---------- Raw records ----------

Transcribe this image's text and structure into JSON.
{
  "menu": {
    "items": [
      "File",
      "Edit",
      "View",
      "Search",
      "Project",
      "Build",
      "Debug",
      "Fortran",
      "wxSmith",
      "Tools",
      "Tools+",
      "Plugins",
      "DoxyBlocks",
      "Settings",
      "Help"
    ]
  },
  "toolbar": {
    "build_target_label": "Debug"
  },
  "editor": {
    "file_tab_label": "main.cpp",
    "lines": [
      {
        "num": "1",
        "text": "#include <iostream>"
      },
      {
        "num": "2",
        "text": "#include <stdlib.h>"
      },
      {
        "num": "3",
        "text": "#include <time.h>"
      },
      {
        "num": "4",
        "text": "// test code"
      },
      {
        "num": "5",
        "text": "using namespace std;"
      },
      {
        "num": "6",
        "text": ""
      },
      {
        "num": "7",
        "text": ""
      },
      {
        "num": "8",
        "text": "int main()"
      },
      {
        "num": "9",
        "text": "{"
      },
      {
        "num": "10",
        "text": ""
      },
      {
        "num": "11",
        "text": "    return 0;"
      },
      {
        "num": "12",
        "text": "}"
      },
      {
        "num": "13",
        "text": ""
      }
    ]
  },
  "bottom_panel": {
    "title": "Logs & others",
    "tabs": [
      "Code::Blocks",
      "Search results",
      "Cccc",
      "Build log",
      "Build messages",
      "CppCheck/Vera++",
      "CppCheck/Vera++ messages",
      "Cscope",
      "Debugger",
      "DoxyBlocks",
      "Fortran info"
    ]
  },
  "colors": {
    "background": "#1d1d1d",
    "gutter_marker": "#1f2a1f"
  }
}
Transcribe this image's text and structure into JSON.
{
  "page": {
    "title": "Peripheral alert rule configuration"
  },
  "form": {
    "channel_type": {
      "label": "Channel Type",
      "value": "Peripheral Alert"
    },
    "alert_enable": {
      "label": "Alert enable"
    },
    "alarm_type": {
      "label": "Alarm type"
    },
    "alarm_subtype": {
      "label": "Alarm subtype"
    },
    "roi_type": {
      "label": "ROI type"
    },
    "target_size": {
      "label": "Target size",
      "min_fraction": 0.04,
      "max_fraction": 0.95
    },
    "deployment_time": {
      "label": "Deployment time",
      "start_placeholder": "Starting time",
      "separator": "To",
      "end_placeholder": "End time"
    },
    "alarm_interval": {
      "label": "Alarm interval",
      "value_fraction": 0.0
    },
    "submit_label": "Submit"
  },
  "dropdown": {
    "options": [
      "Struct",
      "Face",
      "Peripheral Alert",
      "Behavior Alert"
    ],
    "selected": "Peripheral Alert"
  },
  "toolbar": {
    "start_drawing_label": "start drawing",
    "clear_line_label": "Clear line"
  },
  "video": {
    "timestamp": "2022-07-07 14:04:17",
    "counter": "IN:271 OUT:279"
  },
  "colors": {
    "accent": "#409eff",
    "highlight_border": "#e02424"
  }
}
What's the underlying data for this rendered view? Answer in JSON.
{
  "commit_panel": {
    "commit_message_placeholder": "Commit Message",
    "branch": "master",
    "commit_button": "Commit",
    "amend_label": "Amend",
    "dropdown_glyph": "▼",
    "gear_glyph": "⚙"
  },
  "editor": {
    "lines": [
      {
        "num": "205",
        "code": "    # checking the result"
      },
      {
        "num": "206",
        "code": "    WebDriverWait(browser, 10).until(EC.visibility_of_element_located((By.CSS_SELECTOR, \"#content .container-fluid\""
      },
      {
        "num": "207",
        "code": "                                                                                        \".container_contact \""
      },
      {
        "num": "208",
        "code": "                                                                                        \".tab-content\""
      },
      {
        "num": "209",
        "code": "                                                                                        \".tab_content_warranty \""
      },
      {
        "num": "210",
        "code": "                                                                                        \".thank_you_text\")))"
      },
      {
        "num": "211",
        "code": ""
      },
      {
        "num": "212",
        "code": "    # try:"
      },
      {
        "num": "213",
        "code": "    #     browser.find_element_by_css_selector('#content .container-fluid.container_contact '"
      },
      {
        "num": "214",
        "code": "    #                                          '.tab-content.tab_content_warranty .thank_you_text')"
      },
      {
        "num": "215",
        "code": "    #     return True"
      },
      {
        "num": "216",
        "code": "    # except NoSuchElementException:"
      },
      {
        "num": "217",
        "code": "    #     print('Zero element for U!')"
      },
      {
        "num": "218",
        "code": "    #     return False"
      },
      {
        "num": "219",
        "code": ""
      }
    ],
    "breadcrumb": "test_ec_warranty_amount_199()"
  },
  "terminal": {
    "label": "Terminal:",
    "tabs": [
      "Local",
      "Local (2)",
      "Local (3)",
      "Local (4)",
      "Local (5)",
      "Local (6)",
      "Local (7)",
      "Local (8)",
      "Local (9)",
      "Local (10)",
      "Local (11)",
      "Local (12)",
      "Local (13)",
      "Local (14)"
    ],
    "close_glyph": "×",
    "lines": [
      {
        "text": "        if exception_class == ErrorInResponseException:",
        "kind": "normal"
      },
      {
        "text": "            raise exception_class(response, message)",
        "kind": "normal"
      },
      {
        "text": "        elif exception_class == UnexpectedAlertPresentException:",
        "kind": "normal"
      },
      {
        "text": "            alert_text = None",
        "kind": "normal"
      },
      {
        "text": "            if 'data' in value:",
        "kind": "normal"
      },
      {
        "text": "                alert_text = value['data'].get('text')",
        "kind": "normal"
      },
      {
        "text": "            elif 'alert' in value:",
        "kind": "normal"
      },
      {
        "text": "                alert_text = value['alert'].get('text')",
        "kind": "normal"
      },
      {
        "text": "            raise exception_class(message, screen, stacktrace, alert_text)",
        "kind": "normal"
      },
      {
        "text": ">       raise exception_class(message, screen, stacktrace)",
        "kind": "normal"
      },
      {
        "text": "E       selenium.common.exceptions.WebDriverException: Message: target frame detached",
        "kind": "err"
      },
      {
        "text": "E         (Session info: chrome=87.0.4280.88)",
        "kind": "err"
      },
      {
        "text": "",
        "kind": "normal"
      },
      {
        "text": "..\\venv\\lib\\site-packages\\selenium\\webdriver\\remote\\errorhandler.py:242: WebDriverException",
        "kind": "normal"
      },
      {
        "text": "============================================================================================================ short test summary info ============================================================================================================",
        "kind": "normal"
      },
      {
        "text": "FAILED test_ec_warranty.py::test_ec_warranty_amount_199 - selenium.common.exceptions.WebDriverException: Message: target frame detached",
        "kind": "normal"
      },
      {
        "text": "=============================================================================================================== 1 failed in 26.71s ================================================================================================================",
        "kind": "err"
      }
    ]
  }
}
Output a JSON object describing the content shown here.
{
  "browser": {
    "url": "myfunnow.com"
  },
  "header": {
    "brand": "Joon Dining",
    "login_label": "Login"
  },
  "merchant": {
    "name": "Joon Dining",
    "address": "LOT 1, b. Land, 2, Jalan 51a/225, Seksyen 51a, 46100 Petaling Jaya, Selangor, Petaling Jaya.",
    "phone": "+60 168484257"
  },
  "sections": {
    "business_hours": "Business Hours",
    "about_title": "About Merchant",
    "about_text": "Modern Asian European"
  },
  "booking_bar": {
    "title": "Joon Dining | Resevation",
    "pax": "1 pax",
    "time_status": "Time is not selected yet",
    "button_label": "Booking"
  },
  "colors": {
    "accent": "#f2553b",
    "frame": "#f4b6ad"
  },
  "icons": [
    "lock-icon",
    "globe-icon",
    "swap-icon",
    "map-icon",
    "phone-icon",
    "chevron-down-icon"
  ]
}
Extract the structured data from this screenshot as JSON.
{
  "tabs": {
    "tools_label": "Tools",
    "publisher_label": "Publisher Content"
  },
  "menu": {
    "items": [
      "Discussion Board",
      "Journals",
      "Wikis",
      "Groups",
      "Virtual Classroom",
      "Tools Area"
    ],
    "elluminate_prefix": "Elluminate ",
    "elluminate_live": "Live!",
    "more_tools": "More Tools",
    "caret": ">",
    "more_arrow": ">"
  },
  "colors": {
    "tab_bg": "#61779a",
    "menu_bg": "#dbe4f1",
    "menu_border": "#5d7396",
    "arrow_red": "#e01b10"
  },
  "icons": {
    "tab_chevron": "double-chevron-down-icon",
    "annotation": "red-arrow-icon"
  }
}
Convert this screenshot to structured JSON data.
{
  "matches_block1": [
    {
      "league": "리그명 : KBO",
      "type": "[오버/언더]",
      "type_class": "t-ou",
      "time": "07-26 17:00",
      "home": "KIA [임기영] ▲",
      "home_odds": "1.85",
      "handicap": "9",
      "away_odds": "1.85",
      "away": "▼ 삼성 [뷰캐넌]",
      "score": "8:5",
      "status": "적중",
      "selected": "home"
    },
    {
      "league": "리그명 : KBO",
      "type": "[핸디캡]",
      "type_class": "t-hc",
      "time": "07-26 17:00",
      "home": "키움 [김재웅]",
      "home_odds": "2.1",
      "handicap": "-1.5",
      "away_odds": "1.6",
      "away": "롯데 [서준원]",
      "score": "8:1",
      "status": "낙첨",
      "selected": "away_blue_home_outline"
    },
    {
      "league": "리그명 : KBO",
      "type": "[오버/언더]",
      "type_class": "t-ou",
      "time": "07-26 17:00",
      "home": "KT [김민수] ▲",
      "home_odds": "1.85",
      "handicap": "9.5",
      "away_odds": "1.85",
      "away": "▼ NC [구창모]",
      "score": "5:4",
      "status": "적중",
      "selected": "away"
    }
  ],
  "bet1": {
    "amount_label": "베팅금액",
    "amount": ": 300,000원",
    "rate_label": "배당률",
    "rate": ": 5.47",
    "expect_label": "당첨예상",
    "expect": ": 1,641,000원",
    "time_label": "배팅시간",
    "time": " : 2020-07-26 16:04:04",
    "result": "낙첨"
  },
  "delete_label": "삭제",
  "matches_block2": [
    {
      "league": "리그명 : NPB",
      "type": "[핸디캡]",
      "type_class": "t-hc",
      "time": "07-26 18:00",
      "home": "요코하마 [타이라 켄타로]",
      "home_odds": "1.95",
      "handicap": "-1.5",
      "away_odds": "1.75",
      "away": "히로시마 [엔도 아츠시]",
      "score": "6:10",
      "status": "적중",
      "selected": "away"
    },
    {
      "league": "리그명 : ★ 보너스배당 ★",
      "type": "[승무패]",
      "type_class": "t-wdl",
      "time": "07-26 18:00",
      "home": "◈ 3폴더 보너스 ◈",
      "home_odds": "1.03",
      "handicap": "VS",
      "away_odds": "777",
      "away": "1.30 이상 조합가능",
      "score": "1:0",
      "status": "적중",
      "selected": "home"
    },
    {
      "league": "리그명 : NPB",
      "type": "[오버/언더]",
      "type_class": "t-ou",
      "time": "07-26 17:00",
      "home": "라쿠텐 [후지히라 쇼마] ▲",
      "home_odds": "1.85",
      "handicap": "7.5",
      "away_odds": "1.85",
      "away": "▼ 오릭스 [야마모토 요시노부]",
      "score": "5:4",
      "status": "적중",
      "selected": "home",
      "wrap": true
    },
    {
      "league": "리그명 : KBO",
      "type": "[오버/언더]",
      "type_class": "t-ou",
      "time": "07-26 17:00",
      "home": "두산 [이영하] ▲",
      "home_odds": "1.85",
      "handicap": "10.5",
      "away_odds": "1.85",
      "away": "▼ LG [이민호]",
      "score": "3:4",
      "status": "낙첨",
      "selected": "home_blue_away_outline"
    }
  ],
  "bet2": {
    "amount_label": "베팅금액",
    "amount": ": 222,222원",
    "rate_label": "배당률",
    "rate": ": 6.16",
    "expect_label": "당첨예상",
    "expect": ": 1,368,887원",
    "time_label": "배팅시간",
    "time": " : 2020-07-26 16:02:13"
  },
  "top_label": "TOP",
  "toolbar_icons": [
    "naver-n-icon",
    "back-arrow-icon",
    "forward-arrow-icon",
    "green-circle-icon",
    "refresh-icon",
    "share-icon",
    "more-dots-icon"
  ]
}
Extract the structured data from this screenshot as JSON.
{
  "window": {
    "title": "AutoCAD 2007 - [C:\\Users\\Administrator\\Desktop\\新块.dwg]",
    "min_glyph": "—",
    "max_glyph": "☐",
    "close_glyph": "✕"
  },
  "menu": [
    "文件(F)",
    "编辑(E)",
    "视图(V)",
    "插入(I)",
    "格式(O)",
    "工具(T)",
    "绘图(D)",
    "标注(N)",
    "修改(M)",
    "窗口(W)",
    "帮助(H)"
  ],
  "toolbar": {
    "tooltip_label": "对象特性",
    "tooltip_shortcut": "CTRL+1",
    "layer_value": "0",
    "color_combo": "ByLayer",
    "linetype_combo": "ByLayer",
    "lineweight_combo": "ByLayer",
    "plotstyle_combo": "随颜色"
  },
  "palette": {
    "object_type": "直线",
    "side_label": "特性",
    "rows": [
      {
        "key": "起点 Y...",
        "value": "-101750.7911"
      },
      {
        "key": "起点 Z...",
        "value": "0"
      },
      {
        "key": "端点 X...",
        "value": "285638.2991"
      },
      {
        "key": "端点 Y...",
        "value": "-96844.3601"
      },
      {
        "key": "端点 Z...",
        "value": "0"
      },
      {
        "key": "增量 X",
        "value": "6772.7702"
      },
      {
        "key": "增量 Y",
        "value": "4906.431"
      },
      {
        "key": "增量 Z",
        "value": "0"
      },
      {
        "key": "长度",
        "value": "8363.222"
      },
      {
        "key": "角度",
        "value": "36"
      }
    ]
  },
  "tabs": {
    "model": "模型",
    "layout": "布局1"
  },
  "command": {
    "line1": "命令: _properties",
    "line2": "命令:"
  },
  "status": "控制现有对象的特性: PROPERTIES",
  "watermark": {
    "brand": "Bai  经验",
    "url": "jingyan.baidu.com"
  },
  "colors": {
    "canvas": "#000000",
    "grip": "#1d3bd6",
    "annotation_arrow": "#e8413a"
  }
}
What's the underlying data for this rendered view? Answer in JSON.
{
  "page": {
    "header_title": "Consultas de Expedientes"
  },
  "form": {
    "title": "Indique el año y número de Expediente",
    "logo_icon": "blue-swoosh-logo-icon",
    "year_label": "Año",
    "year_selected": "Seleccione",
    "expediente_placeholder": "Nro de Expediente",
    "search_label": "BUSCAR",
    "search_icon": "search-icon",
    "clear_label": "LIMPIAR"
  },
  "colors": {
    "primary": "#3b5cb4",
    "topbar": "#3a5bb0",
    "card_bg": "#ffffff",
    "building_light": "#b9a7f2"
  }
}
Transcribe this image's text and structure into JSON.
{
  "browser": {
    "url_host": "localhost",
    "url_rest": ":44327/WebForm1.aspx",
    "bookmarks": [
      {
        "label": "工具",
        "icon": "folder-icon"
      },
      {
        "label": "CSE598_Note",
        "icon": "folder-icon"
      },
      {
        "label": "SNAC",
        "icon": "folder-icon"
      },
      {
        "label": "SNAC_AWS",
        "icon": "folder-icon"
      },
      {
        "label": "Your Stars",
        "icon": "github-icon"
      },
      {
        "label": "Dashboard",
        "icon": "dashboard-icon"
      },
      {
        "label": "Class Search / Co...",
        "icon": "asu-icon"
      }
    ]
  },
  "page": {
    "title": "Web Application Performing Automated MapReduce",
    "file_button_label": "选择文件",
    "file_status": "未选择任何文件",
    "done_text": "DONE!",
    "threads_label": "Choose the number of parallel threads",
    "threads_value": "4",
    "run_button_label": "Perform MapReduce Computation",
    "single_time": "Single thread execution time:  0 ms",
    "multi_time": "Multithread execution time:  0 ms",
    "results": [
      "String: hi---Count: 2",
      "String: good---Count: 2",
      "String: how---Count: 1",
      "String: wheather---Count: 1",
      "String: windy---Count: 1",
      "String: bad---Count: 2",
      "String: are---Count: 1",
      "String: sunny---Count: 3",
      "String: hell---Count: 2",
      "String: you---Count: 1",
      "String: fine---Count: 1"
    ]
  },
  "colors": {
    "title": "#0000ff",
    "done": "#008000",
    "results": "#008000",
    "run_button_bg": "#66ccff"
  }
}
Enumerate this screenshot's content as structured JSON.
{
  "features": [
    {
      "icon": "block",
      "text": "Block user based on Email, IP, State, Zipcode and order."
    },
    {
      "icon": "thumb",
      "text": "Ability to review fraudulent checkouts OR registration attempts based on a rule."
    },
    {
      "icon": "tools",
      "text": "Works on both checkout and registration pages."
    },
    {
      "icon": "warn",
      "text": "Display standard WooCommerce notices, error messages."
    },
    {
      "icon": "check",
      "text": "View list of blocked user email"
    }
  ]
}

----------

§ Instruction:
Reproduce the lines from the one containing "Enumerate this screenshot's" to the end of the entries, keeping both ends and adding nothing.

§ The reply:
Enumerate this screenshot's content as structured JSON.
{
  "features": [
    {
      "icon": "block",
      "text": "Block user based on Email, IP, State, Zipcode and order."
    },
    {
      "icon": "thumb",
      "text": "Ability to review fraudulent checkouts OR registration attempts based on a rule."
    },
    {
      "icon": "tools",
      "text": "Works on both checkout and registration pages."
    },
    {
      "icon": "warn",
      "text": "Display standard WooCommerce notices, error messages."
    },
    {
      "icon": "check",
      "text": "View list of blocked user email"
    }
  ]
}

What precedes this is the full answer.